• PROBLEM TO WORK ON:
Please restate the following records word for word.

• LISTING:
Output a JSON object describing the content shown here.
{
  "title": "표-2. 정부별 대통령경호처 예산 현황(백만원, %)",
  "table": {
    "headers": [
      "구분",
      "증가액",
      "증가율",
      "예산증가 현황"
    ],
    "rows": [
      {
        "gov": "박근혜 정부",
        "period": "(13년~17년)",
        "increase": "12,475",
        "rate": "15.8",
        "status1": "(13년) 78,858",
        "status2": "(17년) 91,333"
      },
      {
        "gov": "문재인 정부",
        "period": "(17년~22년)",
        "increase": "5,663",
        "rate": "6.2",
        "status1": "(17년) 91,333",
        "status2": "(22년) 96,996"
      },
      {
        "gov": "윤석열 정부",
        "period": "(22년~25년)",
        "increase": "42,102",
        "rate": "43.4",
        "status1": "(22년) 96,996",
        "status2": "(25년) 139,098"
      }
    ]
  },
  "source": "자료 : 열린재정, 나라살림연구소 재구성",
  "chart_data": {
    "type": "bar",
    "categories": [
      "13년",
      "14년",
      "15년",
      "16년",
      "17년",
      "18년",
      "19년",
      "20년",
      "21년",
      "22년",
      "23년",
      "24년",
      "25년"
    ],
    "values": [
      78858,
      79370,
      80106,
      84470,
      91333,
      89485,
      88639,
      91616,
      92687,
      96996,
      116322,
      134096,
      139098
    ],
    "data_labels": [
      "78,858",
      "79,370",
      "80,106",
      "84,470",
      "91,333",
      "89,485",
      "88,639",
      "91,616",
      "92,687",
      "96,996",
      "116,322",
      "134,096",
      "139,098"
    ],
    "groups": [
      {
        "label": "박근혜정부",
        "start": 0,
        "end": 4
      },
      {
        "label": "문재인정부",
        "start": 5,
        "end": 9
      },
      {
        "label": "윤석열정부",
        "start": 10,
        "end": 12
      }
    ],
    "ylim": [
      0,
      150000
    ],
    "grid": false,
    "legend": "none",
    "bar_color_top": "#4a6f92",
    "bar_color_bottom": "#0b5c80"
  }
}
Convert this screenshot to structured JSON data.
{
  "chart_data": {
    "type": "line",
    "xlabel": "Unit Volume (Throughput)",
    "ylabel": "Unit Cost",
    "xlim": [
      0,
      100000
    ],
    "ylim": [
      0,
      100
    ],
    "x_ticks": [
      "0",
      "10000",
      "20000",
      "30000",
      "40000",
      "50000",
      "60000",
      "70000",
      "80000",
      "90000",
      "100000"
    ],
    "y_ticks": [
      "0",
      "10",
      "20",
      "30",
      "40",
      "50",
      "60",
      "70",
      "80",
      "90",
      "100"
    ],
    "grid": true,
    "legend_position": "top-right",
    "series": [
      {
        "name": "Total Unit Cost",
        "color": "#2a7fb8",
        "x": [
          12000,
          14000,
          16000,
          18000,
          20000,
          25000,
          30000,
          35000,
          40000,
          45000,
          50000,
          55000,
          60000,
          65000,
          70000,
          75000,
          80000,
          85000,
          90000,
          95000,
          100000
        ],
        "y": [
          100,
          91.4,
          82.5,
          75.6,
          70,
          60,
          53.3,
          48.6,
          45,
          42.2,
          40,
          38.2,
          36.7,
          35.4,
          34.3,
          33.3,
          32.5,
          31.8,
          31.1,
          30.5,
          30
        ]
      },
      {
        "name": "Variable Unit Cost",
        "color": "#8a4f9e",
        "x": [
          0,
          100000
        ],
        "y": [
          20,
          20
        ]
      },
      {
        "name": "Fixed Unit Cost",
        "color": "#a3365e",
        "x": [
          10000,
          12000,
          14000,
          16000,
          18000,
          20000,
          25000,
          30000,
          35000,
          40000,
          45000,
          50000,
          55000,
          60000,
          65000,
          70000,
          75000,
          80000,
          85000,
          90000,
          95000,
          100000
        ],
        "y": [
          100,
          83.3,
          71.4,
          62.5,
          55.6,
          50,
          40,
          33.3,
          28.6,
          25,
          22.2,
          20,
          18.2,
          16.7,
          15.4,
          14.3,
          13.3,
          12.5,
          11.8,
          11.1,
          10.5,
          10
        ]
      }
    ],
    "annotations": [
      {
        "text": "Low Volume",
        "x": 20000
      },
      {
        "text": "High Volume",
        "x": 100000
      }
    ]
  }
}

• CORRECT RESPONSE:
Output a JSON object describing the content shown here.
{
  "title": "표-2. 정부별 대통령경호처 예산 현황(백만원, %)",
  "table": {
    "headers": [
      "구분",
      "증가액",
      "증가율",
      "예산증가 현황"
    ],
    "rows": [
      {
        "gov": "박근혜 정부",
        "period": "(13년~17년)",
        "increase": "12,475",
        "rate": "15.8",
        "status1": "(13년) 78,858",
        "status2": "(17년) 91,333"
      },
      {
        "gov": "문재인 정부",
        "period": "(17년~22년)",
        "increase": "5,663",
        "rate": "6.2",
        "status1": "(17년) 91,333",
        "status2": "(22년) 96,996"
      },
      {
        "gov": "윤석열 정부",
        "period": "(22년~25년)",
        "increase": "42,102",
        "rate": "43.4",
        "status1": "(22년) 96,996",
        "status2": "(25년) 139,098"
      }
    ]
  },
  "source": "자료 : 열린재정, 나라살림연구소 재구성",
  "chart_data": {
    "type": "bar",
    "categories": [
      "13년",
      "14년",
      "15년",
      "16년",
      "17년",
      "18년",
      "19년",
      "20년",
      "21년",
      "22년",
      "23년",
      "24년",
      "25년"
    ],
    "values": [
      78858,
      79370,
      80106,
      84470,
      91333,
      89485,
      88639,
      91616,
      92687,
      96996,
      116322,
      134096,
      139098
    ],
    "data_labels": [
      "78,858",
      "79,370",
      "80,106",
      "84,470",
      "91,333",
      "89,485",
      "88,639",
      "91,616",
      "92,687",
      "96,996",
      "116,322",
      "134,096",
      "139,098"
    ],
    "groups": [
      {
        "label": "박근혜정부",
        "start": 0,
        "end": 4
      },
      {
        "label": "문재인정부",
        "start": 5,
        "end": 9
      },
      {
        "label": "윤석열정부",
        "start": 10,
        "end": 12
      }
    ],
    "ylim": [
      0,
      150000
    ],
    "grid": false,
    "legend": "none",
    "bar_color_top": "#4a6f92",
    "bar_color_bottom": "#0b5c80"
  }
}
Convert this screenshot to structured JSON data.
{
  "chart_data": {
    "type": "line",
    "xlabel": "Unit Volume (Throughput)",
    "ylabel": "Unit Cost",
    "xlim": [
      0,
      100000
    ],
    "ylim": [
      0,
      100
    ],
    "x_ticks": [
      "0",
      "10000",
      "20000",
      "30000",
      "40000",
      "50000",
      "60000",
      "70000",
      "80000",
      "90000",
      "100000"
    ],
    "y_ticks": [
      "0",
      "10",
      "20",
      "30",
      "40",
      "50",
      "60",
      "70",
      "80",
      "90",
      "100"
    ],
    "grid": true,
    "legend_position": "top-right",
    "series": [
      {
        "name": "Total Unit Cost",
        "color": "#2a7fb8",
        "x": [
          12000,
          14000,
          16000,
          18000,
          20000,
          25000,
          30000,
          35000,
          40000,
          45000,
          50000,
          55000,
          60000,
          65000,
          70000,
          75000,
          80000,
          85000,
          90000,
          95000,
          100000
        ],
        "y": [
          100,
          91.4,
          82.5,
          75.6,
          70,
          60,
          53.3,
          48.6,
          45,
          42.2,
          40,
          38.2,
          36.7,
          35.4,
          34.3,
          33.3,
          32.5,
          31.8,
          31.1,
          30.5,
          30
        ]
      },
      {
        "name": "Variable Unit Cost",
        "color": "#8a4f9e",
        "x": [
          0,
          100000
        ],
        "y": [
          20,
          20
        ]
      },
      {
        "name": "Fixed Unit Cost",
        "color": "#a3365e",
        "x": [
          10000,
          12000,
          14000,
          16000,
          18000,
          20000,
          25000,
          30000,
          35000,
          40000,
          45000,
          50000,
          55000,
          60000,
          65000,
          70000,
          75000,
          80000,
          85000,
          90000,
          95000,
          100000
        ],
        "y": [
          100,
          83.3,
          71.4,
          62.5,
          55.6,
          50,
          40,
          33.3,
          28.6,
          25,
          22.2,
          20,
          18.2,
          16.7,
          15.4,
          14.3,
          13.3,
          12.5,
          11.8,
          11.1,
          10.5,
          10
        ]
      }
    ],
    "annotations": [
      {
        "text": "Low Volume",
        "x": 20000
      },
      {
        "text": "High Volume",
        "x": 100000
      }
    ]
  }
}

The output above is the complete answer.